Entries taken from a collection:
────

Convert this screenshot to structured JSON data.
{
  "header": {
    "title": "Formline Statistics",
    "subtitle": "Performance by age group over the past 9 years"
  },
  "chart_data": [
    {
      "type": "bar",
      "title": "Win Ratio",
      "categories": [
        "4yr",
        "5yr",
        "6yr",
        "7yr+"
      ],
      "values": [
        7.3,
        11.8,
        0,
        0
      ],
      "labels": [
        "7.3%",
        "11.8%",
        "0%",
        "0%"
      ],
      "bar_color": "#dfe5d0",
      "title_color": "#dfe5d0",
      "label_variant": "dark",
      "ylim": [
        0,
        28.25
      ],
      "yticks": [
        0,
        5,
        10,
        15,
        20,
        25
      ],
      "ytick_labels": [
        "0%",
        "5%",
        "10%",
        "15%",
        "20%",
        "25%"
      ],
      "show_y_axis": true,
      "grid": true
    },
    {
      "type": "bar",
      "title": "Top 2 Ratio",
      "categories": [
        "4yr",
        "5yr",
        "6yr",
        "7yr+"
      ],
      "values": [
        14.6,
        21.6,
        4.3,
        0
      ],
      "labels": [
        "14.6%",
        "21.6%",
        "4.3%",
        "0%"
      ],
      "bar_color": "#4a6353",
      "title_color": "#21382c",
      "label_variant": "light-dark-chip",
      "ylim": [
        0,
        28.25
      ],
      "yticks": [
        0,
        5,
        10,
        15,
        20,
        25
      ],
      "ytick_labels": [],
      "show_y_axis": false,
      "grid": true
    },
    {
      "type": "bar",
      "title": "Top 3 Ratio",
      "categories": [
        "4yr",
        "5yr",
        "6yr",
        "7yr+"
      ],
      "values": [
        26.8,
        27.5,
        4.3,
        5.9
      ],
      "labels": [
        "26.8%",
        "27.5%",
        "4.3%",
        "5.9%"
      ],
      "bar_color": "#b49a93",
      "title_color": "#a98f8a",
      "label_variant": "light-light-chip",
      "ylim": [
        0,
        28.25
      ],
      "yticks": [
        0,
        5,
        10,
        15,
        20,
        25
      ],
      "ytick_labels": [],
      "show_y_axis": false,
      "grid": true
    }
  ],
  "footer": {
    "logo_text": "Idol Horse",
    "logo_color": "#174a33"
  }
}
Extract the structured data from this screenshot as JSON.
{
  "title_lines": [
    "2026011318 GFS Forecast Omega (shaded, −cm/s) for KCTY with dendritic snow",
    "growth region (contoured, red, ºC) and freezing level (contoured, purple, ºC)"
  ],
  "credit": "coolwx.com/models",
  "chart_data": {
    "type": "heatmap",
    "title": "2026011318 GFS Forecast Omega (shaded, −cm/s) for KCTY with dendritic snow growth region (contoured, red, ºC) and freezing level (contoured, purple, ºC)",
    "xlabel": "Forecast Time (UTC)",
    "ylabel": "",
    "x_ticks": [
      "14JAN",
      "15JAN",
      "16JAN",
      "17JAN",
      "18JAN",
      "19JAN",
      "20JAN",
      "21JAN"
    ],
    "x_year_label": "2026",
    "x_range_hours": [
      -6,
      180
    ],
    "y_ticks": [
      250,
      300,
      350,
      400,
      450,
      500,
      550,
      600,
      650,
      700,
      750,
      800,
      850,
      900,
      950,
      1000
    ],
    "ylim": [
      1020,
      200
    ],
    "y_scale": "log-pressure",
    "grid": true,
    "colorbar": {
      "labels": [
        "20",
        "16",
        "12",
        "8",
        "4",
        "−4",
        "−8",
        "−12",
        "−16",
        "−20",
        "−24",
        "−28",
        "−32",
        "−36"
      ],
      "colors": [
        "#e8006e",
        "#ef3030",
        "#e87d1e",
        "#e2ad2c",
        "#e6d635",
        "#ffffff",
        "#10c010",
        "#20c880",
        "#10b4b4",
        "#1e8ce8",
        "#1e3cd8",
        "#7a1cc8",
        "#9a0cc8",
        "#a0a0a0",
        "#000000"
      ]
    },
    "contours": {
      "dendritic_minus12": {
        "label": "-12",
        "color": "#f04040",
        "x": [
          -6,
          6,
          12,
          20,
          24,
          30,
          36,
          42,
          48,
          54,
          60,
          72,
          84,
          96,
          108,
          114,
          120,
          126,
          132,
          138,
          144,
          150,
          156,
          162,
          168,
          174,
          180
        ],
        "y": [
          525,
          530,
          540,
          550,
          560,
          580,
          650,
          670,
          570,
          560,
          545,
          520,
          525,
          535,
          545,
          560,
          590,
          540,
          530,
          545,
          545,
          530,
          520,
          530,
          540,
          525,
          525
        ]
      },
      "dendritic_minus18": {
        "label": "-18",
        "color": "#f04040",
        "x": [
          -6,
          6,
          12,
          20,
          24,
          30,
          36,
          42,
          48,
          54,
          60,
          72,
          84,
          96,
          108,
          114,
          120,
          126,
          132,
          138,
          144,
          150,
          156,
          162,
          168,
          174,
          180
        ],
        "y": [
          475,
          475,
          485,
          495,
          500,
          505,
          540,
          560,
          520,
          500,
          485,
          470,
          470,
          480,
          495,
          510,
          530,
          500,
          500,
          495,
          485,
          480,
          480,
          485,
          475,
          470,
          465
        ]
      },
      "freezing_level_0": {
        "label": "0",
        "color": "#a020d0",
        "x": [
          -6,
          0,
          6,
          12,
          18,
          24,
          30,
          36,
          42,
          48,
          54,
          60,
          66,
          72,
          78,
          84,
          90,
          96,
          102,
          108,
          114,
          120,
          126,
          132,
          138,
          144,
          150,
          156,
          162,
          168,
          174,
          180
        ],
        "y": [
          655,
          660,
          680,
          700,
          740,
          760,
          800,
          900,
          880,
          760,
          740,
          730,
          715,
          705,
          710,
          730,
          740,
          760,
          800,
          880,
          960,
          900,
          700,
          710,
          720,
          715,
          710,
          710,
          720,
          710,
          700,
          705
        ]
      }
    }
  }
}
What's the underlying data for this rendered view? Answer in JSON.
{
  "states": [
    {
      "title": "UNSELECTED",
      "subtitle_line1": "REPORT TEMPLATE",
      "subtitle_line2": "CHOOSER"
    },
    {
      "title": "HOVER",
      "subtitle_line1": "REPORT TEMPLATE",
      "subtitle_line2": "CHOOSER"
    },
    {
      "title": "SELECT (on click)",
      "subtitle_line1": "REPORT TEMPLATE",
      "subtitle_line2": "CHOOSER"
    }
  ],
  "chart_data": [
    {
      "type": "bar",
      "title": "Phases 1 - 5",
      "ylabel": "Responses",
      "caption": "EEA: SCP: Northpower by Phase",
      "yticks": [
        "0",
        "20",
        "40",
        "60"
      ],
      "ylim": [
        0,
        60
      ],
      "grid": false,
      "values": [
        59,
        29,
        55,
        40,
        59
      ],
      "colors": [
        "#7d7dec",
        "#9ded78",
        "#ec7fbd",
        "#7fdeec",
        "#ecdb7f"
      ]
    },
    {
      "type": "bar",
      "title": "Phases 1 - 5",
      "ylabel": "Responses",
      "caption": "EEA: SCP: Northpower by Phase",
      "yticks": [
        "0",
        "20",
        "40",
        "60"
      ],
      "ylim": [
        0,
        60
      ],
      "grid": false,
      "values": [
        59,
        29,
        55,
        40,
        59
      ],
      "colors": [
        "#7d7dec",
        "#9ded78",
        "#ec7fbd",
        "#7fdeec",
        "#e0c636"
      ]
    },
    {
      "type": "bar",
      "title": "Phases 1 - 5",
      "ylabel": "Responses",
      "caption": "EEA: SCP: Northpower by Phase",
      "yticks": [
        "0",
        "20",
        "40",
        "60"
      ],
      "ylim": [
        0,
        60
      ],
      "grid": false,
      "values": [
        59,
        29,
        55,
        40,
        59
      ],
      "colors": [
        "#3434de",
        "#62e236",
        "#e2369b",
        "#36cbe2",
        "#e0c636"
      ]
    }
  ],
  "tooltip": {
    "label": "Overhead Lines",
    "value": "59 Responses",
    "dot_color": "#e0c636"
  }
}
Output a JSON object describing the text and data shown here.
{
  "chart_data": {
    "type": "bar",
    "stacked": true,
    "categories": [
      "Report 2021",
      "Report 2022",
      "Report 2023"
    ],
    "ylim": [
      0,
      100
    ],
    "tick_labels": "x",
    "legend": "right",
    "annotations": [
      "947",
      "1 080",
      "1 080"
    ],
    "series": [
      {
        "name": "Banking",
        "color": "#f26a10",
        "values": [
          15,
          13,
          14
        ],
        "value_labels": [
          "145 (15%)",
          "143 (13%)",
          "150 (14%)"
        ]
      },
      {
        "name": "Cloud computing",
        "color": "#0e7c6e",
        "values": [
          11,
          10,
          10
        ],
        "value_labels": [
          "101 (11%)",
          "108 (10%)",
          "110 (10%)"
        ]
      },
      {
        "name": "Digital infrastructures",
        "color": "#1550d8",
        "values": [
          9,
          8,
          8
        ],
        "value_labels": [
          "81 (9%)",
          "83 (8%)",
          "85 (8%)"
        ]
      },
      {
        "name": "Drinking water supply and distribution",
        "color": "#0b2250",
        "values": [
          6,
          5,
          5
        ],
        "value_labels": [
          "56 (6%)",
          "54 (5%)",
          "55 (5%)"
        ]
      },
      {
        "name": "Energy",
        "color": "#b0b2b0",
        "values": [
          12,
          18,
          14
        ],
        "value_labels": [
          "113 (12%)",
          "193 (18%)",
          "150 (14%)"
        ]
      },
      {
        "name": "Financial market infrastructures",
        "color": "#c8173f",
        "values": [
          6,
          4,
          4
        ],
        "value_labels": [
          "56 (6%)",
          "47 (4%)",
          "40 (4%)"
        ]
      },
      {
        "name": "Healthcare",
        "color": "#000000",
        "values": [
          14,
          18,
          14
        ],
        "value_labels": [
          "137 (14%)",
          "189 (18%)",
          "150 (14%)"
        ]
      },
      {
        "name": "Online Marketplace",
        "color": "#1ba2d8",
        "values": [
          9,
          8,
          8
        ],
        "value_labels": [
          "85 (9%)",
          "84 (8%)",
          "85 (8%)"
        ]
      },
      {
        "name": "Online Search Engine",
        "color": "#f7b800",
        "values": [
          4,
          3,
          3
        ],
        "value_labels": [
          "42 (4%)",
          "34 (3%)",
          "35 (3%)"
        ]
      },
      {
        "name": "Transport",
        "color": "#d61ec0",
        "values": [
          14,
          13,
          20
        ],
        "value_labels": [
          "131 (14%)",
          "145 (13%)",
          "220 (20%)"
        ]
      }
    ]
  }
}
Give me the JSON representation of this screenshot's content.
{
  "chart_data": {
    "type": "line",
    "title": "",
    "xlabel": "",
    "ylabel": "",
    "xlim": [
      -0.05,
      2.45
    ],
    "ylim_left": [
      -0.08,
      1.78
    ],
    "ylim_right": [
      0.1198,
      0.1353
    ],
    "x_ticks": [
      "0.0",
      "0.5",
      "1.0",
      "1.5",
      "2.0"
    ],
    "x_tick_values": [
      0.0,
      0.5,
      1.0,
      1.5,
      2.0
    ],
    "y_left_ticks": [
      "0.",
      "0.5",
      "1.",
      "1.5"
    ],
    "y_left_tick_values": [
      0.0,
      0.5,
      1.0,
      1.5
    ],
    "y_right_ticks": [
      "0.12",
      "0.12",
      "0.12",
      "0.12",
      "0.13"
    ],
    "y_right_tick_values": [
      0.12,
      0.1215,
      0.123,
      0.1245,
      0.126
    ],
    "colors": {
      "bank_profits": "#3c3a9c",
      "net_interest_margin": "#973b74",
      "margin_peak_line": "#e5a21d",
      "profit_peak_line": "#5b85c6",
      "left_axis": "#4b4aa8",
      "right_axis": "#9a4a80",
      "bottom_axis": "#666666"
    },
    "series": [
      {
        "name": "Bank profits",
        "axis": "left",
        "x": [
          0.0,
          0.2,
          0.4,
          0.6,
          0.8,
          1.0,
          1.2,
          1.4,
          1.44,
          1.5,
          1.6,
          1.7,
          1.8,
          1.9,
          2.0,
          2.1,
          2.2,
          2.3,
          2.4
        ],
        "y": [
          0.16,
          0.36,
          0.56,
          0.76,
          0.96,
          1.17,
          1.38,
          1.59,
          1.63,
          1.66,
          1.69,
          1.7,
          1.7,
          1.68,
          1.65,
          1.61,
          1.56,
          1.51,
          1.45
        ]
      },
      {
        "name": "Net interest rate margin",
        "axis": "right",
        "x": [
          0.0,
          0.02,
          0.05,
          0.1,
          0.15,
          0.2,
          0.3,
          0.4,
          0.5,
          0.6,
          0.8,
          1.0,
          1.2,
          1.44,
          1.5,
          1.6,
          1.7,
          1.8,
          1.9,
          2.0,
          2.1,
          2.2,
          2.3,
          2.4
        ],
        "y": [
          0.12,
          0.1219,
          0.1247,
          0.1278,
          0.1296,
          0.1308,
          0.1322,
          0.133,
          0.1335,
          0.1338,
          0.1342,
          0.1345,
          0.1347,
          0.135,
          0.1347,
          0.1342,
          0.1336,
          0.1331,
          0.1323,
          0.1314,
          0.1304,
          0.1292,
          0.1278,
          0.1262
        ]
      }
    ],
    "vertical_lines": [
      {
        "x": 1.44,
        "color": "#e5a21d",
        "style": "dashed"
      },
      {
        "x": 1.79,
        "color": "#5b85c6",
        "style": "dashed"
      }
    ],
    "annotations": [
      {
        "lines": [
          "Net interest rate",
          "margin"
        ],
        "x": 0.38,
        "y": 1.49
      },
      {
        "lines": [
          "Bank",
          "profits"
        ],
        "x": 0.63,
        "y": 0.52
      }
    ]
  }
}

────

WORK TO BE COMPLETED »
From the listing above, copy every line that includes the word "with".

WRITTEN SOLUTION »
    "2026011318 GFS Forecast Omega (shaded, −cm/s) for KCTY with dendritic snow",
    "title": "2026011318 GFS Forecast Omega (shaded, −cm/s) for KCTY with dendritic snow growth region (contoured, red, ºC) and freezing level (contoured, purple, ºC)",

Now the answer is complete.